::: GIVEN RECORDS :::

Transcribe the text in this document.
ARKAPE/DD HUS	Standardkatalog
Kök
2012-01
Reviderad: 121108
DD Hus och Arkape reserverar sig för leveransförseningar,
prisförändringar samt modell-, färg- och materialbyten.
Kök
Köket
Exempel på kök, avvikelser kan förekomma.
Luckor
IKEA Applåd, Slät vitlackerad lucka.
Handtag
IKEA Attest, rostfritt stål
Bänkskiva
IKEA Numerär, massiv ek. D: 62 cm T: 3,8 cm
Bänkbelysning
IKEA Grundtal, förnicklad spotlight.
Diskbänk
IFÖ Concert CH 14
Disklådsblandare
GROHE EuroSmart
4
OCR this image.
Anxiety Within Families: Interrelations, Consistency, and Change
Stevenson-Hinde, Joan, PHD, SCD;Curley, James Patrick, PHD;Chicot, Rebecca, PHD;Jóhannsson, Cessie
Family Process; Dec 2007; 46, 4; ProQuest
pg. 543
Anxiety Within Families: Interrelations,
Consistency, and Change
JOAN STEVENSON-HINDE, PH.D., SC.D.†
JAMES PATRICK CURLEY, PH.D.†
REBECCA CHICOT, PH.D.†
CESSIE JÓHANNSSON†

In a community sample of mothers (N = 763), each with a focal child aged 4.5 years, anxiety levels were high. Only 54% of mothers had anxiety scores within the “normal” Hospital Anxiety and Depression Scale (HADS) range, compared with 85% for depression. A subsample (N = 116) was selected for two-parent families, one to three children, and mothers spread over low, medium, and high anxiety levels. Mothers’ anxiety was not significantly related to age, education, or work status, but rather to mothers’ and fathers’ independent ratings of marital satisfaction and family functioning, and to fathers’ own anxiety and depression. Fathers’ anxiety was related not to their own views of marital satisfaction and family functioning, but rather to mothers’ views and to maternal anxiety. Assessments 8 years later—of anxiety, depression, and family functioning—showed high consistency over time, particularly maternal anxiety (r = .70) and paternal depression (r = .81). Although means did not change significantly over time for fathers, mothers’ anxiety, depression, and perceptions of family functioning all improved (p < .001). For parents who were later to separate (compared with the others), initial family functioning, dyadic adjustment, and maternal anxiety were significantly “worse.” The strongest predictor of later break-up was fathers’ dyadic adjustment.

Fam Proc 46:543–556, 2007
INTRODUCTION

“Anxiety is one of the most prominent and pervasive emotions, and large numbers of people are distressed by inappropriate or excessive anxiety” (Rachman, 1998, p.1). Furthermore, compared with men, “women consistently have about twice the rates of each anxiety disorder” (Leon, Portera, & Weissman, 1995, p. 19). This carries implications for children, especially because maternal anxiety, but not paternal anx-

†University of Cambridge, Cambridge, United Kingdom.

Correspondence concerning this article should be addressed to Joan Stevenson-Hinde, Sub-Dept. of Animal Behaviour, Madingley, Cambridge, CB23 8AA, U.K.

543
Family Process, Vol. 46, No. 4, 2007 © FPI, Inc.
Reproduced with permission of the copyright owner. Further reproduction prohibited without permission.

:::

• YOUR OBJECTIVE
Set down each entry again, unchanged.

• SOLUTION TO THE EXERCISE
Transcribe the text in this document.
ARKAPE/DD HUS	Standardkatalog
Kök
2012-01
Reviderad: 121108
DD Hus och Arkape reserverar sig för leveransförseningar,
prisförändringar samt modell-, färg- och materialbyten.
Kök
Köket
Exempel på kök, avvikelser kan förekomma.
Luckor
IKEA Applåd, Slät vitlackerad lucka.
Handtag
IKEA Attest, rostfritt stål
Bänkskiva
IKEA Numerär, massiv ek. D: 62 cm T: 3,8 cm
Bänkbelysning
IKEA Grundtal, förnicklad spotlight.
Diskbänk
IFÖ Concert CH 14
Disklådsblandare
GROHE EuroSmart
4
OCR this image.
Anxiety Within Families: Interrelations, Consistency, and Change
Stevenson-Hinde, Joan, PHD, SCD;Curley, James Patrick, PHD;Chicot, Rebecca, PHD;Jóhannsson, Cessie
Family Process; Dec 2007; 46, 4; ProQuest
pg. 543
Anxiety Within Families: Interrelations,
Consistency, and Change
JOAN STEVENSON-HINDE, PH.D., SC.D.†
JAMES PATRICK CURLEY, PH.D.†
REBECCA CHICOT, PH.D.†
CESSIE JÓHANNSSON†

In a community sample of mothers (N = 763), each with a focal child aged 4.5 years, anxiety levels were high. Only 54% of mothers had anxiety scores within the “normal” Hospital Anxiety and Depression Scale (HADS) range, compared with 85% for depression. A subsample (N = 116) was selected for two-parent families, one to three children, and mothers spread over low, medium, and high anxiety levels. Mothers’ anxiety was not significantly related to age, education, or work status, but rather to mothers’ and fathers’ independent ratings of marital satisfaction and family functioning, and to fathers’ own anxiety and depression. Fathers’ anxiety was related not to their own views of marital satisfaction and family functioning, but rather to mothers’ views and to maternal anxiety. Assessments 8 years later—of anxiety, depression, and family functioning—showed high consistency over time, particularly maternal anxiety (r = .70) and paternal depression (r = .81). Although means did not change significantly over time for fathers, mothers’ anxiety, depression, and perceptions of family functioning all improved (p < .001). For parents who were later to separate (compared with the others), initial family functioning, dyadic adjustment, and maternal anxiety were significantly “worse.” The strongest predictor of later break-up was fathers’ dyadic adjustment.

Fam Proc 46:543–556, 2007
INTRODUCTION

“Anxiety is one of the most prominent and pervasive emotions, and large numbers of people are distressed by inappropriate or excessive anxiety” (Rachman, 1998, p.1). Furthermore, compared with men, “women consistently have about twice the rates of each anxiety disorder” (Leon, Portera, & Weissman, 1995, p. 19). This carries implications for children, especially because maternal anxiety, but not paternal anx-

†University of Cambridge, Cambridge, United Kingdom.

Correspondence concerning this article should be addressed to Joan Stevenson-Hinde, Sub-Dept. of Animal Behaviour, Madingley, Cambridge, CB23 8AA, U.K.

543
Family Process, Vol. 46, No. 4, 2007 © FPI, Inc.
Reproduced with permission of the copyright owner. Further reproduction prohibited without permission.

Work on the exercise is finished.